Records provided:

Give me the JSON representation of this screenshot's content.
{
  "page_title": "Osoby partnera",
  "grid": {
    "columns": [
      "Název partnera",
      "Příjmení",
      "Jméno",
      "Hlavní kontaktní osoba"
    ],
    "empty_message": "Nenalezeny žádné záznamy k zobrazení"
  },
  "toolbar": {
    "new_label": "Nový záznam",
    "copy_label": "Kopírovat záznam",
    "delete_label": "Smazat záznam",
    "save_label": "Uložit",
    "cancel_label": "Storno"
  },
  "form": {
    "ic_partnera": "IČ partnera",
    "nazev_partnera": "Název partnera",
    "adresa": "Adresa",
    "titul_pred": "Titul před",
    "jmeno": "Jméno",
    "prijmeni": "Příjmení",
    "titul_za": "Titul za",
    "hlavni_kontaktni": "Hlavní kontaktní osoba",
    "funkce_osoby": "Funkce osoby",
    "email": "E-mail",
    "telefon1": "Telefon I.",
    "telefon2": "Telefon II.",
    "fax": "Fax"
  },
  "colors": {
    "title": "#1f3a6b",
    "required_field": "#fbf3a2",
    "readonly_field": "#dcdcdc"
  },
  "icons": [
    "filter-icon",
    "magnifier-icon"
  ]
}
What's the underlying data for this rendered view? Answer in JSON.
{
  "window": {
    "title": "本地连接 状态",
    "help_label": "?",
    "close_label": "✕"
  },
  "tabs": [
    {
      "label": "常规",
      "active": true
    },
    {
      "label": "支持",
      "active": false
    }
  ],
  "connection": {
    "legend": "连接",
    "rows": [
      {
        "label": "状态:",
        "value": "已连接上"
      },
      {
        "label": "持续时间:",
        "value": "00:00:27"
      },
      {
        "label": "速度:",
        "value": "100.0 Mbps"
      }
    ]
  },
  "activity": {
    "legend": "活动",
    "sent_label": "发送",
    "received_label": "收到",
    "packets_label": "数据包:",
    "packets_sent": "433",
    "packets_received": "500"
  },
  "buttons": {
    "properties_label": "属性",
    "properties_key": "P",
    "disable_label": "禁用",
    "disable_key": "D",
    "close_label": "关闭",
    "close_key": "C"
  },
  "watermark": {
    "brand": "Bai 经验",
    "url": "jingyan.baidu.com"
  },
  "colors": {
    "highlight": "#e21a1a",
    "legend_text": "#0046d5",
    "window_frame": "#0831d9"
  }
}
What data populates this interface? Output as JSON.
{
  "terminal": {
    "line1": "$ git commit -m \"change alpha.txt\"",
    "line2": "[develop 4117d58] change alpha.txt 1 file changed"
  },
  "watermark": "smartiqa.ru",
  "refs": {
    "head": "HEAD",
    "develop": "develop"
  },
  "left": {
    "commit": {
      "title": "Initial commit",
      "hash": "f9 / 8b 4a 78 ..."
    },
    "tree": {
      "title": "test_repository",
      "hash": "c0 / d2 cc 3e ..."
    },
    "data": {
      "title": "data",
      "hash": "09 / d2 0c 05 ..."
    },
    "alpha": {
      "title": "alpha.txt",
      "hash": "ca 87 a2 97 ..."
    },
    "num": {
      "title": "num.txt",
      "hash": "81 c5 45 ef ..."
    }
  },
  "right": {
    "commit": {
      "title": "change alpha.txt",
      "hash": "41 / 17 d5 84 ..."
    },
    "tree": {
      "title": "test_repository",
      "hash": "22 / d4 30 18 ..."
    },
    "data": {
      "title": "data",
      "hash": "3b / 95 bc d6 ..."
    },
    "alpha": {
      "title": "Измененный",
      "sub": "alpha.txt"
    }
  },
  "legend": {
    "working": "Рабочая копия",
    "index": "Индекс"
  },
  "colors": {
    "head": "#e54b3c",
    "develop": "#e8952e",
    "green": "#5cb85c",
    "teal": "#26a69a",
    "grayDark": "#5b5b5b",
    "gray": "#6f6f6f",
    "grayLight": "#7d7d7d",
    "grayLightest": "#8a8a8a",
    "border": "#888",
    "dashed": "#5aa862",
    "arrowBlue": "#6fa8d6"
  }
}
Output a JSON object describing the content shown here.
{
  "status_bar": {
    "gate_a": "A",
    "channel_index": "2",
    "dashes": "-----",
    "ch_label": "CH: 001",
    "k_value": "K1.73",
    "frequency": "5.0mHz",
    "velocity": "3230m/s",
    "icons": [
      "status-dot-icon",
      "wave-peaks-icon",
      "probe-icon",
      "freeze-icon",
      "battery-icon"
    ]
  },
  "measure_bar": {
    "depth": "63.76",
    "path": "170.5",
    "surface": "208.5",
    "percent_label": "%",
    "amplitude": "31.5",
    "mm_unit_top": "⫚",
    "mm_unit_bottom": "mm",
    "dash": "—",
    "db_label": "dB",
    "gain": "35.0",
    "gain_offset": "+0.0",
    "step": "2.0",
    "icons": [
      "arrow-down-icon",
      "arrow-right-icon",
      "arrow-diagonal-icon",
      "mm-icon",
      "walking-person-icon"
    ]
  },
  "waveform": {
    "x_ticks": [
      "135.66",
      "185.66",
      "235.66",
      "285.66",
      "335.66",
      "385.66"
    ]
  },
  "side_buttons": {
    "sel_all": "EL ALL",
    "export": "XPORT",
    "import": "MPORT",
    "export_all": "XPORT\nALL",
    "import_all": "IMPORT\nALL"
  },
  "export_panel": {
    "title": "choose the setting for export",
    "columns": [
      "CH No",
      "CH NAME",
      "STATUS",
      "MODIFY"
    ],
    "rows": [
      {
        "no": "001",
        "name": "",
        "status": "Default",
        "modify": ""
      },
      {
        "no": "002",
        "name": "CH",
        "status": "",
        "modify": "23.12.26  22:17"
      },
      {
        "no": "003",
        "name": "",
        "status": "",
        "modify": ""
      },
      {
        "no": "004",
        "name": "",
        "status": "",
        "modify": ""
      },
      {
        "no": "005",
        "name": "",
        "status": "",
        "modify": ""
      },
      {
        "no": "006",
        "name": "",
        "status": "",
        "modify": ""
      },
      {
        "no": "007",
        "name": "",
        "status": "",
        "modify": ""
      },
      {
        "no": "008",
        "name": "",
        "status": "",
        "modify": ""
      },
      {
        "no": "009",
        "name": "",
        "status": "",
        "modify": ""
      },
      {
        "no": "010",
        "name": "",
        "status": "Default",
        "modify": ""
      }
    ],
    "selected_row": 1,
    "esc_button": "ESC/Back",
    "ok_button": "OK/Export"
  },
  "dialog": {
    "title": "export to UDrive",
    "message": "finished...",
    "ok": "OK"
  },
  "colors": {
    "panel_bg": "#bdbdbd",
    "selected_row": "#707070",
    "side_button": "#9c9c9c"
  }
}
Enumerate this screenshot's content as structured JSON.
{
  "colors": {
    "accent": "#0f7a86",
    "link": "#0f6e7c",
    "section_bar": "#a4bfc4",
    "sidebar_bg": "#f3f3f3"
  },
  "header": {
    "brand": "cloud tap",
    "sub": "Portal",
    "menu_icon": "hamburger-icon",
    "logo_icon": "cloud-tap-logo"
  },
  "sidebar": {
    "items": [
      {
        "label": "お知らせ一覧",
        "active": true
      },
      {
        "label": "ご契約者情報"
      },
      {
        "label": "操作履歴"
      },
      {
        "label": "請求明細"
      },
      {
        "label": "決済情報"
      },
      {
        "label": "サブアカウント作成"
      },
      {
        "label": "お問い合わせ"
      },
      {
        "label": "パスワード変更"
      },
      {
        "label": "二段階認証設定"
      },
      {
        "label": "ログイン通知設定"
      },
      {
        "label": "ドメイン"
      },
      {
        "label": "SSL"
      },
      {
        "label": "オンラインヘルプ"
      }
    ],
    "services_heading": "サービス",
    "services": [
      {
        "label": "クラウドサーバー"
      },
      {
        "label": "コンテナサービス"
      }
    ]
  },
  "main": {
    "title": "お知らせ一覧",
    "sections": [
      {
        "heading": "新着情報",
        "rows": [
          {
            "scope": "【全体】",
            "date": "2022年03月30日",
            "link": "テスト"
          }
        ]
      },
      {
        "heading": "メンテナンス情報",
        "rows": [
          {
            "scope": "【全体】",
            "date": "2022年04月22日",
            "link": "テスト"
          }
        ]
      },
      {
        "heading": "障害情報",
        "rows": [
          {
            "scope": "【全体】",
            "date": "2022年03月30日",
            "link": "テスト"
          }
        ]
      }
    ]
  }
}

Work to be completed: For the data above, state only how many lines include the word "commit".

Response to this task: 4